[Excerpts from a figure dataset]
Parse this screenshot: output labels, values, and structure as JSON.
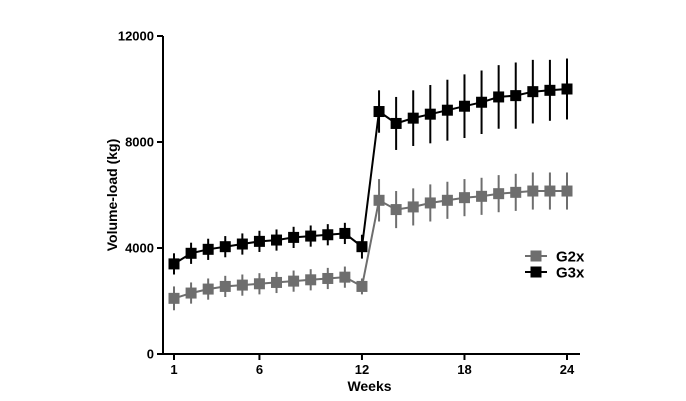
{
  "chart_data": {
    "type": "line",
    "xlabel": "Weeks",
    "ylabel": "Volume-load (kg)",
    "xlim": [
      1,
      24
    ],
    "ylim": [
      0,
      12000
    ],
    "x_ticks": [
      1,
      6,
      12,
      18,
      24
    ],
    "y_ticks": [
      0,
      4000,
      8000,
      12000
    ],
    "x_tick_labels": [
      "1",
      "6",
      "12",
      "18",
      "24"
    ],
    "y_tick_labels": [
      "0",
      "4000",
      "8000",
      "12000"
    ],
    "grid": false,
    "legend_position": "right",
    "error_bars": true,
    "x": [
      1,
      2,
      3,
      4,
      5,
      6,
      7,
      8,
      9,
      10,
      11,
      12,
      13,
      14,
      15,
      16,
      17,
      18,
      19,
      20,
      21,
      22,
      23,
      24
    ],
    "series": [
      {
        "name": "G2x",
        "color": "#6e6e6e",
        "marker": "square",
        "values": [
          2100,
          2300,
          2450,
          2550,
          2600,
          2650,
          2700,
          2750,
          2800,
          2850,
          2900,
          2550,
          5800,
          5450,
          5550,
          5700,
          5800,
          5900,
          5950,
          6050,
          6100,
          6150,
          6150,
          6150
        ],
        "errors": [
          450,
          400,
          400,
          400,
          400,
          400,
          400,
          400,
          400,
          400,
          400,
          300,
          800,
          700,
          700,
          700,
          700,
          700,
          700,
          700,
          700,
          700,
          700,
          700
        ]
      },
      {
        "name": "G3x",
        "color": "#000000",
        "marker": "square",
        "values": [
          3400,
          3800,
          3950,
          4050,
          4150,
          4250,
          4300,
          4400,
          4450,
          4500,
          4550,
          4050,
          9150,
          8700,
          8900,
          9050,
          9200,
          9350,
          9500,
          9700,
          9750,
          9900,
          9950,
          10000
        ],
        "errors": [
          400,
          400,
          400,
          400,
          400,
          400,
          400,
          400,
          400,
          400,
          400,
          450,
          800,
          1000,
          1050,
          1100,
          1150,
          1200,
          1200,
          1200,
          1250,
          1200,
          1150,
          1150
        ]
      }
    ]
  }
}
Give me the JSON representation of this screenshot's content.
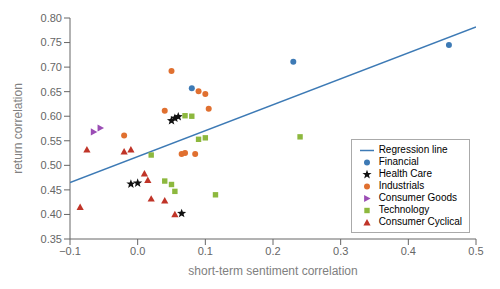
{
  "chart_data": {
    "type": "scatter",
    "xlabel": "short-term sentiment correlation",
    "ylabel": "return correlation",
    "xlim": [
      -0.1,
      0.5
    ],
    "ylim": [
      0.35,
      0.8
    ],
    "xticks": [
      {
        "value": -0.1,
        "label": "−0.1"
      },
      {
        "value": 0.0,
        "label": "0.0"
      },
      0.1,
      0.2,
      0.3,
      0.4,
      0.5
    ],
    "yticks": [
      0.35,
      {
        "value": 0.4,
        "label": "0.40"
      },
      0.45,
      {
        "value": 0.5,
        "label": "0.50"
      },
      0.55,
      {
        "value": 0.6,
        "label": "0.60"
      },
      0.65,
      {
        "value": 0.7,
        "label": "0.70"
      },
      0.75,
      {
        "value": 0.8,
        "label": "0.80"
      }
    ],
    "grid": false,
    "legend": "lower right",
    "series": [
      {
        "name": "Regression line",
        "type": "line",
        "color": "#3d7ab5",
        "x": [
          -0.1,
          0.5
        ],
        "values": [
          0.465,
          0.782
        ]
      },
      {
        "name": "Financial",
        "color": "#3d7ab5",
        "marker": "circle",
        "x": [
          0.08,
          0.23,
          0.46
        ],
        "values": [
          0.657,
          0.711,
          0.745
        ]
      },
      {
        "name": "Health Care",
        "color": "#111111",
        "marker": "star",
        "x": [
          -0.01,
          0.0,
          0.05,
          0.055,
          0.06,
          0.065
        ],
        "values": [
          0.462,
          0.464,
          0.591,
          0.596,
          0.599,
          0.402
        ]
      },
      {
        "name": "Industrials",
        "color": "#e07030",
        "marker": "circle",
        "x": [
          -0.02,
          0.04,
          0.05,
          0.065,
          0.07,
          0.085,
          0.09,
          0.1,
          0.105
        ],
        "values": [
          0.561,
          0.611,
          0.692,
          0.523,
          0.525,
          0.523,
          0.651,
          0.645,
          0.615
        ]
      },
      {
        "name": "Consumer Goods",
        "color": "#9b4db5",
        "marker": "triangle_right",
        "x": [
          -0.065,
          -0.055
        ],
        "values": [
          0.568,
          0.576
        ]
      },
      {
        "name": "Technology",
        "color": "#8db83e",
        "marker": "square",
        "x": [
          0.02,
          0.04,
          0.05,
          0.055,
          0.07,
          0.08,
          0.09,
          0.1,
          0.115,
          0.24
        ],
        "values": [
          0.521,
          0.468,
          0.461,
          0.447,
          0.601,
          0.6,
          0.553,
          0.556,
          0.44,
          0.558
        ]
      },
      {
        "name": "Consumer Cyclical",
        "color": "#c03428",
        "marker": "triangle",
        "x": [
          -0.085,
          -0.075,
          -0.02,
          -0.01,
          0.01,
          0.015,
          0.02,
          0.04,
          0.055
        ],
        "values": [
          0.415,
          0.532,
          0.528,
          0.532,
          0.483,
          0.47,
          0.432,
          0.428,
          0.4
        ]
      }
    ]
  }
}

**What to do**
Extract the full listing above verbatim; pictures are to be left out of the copy.

**Exercise result**
Parse this screenshot: output labels, values, and structure as JSON.
{
  "chart_data": {
    "type": "line",
    "xlabel": "Weeks",
    "ylabel": "Volume-load (kg)",
    "xlim": [
      1,
      24
    ],
    "ylim": [
      0,
      12000
    ],
    "x_ticks": [
      1,
      6,
      12,
      18,
      24
    ],
    "y_ticks": [
      0,
      4000,
      8000,
      12000
    ],
    "x_tick_labels": [
      "1",
      "6",
      "12",
      "18",
      "24"
    ],
    "y_tick_labels": [
      "0",
      "4000",
      "8000",
      "12000"
    ],
    "grid": false,
    "legend_position": "right",
    "error_bars": true,
    "x": [
      1,
      2,
      3,
      4,
      5,
      6,
      7,
      8,
      9,
      10,
      11,
      12,
      13,
      14,
      15,
      16,
      17,
      18,
      19,
      20,
      21,
      22,
      23,
      24
    ],
    "series": [
      {
        "name": "G2x",
        "color": "#6e6e6e",
        "marker": "square",
        "values": [
          2100,
          2300,
          2450,
          2550,
          2600,
          2650,
          2700,
          2750,
          2800,
          2850,
          2900,
          2550,
          5800,
          5450,
          5550,
          5700,
          5800,
          5900,
          5950,
          6050,
          6100,
          6150,
          6150,
          6150
        ],
        "errors": [
          450,
          400,
          400,
          400,
          400,
          400,
          400,
          400,
          400,
          400,
          400,
          300,
          800,
          700,
          700,
          700,
          700,
          700,
          700,
          700,
          700,
          700,
          700,
          700
        ]
      },
      {
        "name": "G3x",
        "color": "#000000",
        "marker": "square",
        "values": [
          3400,
          3800,
          3950,
          4050,
          4150,
          4250,
          4300,
          4400,
          4450,
          4500,
          4550,
          4050,
          9150,
          8700,
          8900,
          9050,
          9200,
          9350,
          9500,
          9700,
          9750,
          9900,
          9950,
          10000
        ],
        "errors": [
          400,
          400,
          400,
          400,
          400,
          400,
          400,
          400,
          400,
          400,
          400,
          450,
          800,
          1000,
          1050,
          1100,
          1150,
          1200,
          1200,
          1200,
          1250,
          1200,
          1150,
          1150
        ]
      }
    ]
  }
}
Give me the JSON representation of this screenshot's content.
{
  "chart_data": {
    "type": "scatter",
    "xlabel": "short-term sentiment correlation",
    "ylabel": "return correlation",
    "xlim": [
      -0.1,
      0.5
    ],
    "ylim": [
      0.35,
      0.8
    ],
    "xticks": [
      {
        "value": -0.1,
        "label": "−0.1"
      },
      {
        "value": 0.0,
        "label": "0.0"
      },
      0.1,
      0.2,
      0.3,
      0.4,
      0.5
    ],
    "yticks": [
      0.35,
      {
        "value": 0.4,
        "label": "0.40"
      },
      0.45,
      {
        "value": 0.5,
        "label": "0.50"
      },
      0.55,
      {
        "value": 0.6,
        "label": "0.60"
      },
      0.65,
      {
        "value": 0.7,
        "label": "0.70"
      },
      0.75,
      {
        "value": 0.8,
        "label": "0.80"
      }
    ],
    "grid": false,
    "legend": "lower right",
    "series": [
      {
        "name": "Regression line",
        "type": "line",
        "color": "#3d7ab5",
        "x": [
          -0.1,
          0.5
        ],
        "values": [
          0.465,
          0.782
        ]
      },
      {
        "name": "Financial",
        "color": "#3d7ab5",
        "marker": "circle",
        "x": [
          0.08,
          0.23,
          0.46
        ],
        "values": [
          0.657,
          0.711,
          0.745
        ]
      },
      {
        "name": "Health Care",
        "color": "#111111",
        "marker": "star",
        "x": [
          -0.01,
          0.0,
          0.05,
          0.055,
          0.06,
          0.065
        ],
        "values": [
          0.462,
          0.464,
          0.591,
          0.596,
          0.599,
          0.402
        ]
      },
      {
        "name": "Industrials",
        "color": "#e07030",
        "marker": "circle",
        "x": [
          -0.02,
          0.04,
          0.05,
          0.065,
          0.07,
          0.085,
          0.09,
          0.1,
          0.105
        ],
        "values": [
          0.561,
          0.611,
          0.692,
          0.523,
          0.525,
          0.523,
          0.651,
          0.645,
          0.615
        ]
      },
      {
        "name": "Consumer Goods",
        "color": "#9b4db5",
        "marker": "triangle_right",
        "x": [
          -0.065,
          -0.055
        ],
        "values": [
          0.568,
          0.576
        ]
      },
      {
        "name": "Technology",
        "color": "#8db83e",
        "marker": "square",
        "x": [
          0.02,
          0.04,
          0.05,
          0.055,
          0.07,
          0.08,
          0.09,
          0.1,
          0.115,
          0.24
        ],
        "values": [
          0.521,
          0.468,
          0.461,
          0.447,
          0.601,
          0.6,
          0.553,
          0.556,
          0.44,
          0.558
        ]
      },
      {
        "name": "Consumer Cyclical",
        "color": "#c03428",
        "marker": "triangle",
        "x": [
          -0.085,
          -0.075,
          -0.02,
          -0.01,
          0.01,
          0.015,
          0.02,
          0.04,
          0.055
        ],
        "values": [
          0.415,
          0.532,
          0.528,
          0.532,
          0.483,
          0.47,
          0.432,
          0.428,
          0.4
        ]
      }
    ]
  }
}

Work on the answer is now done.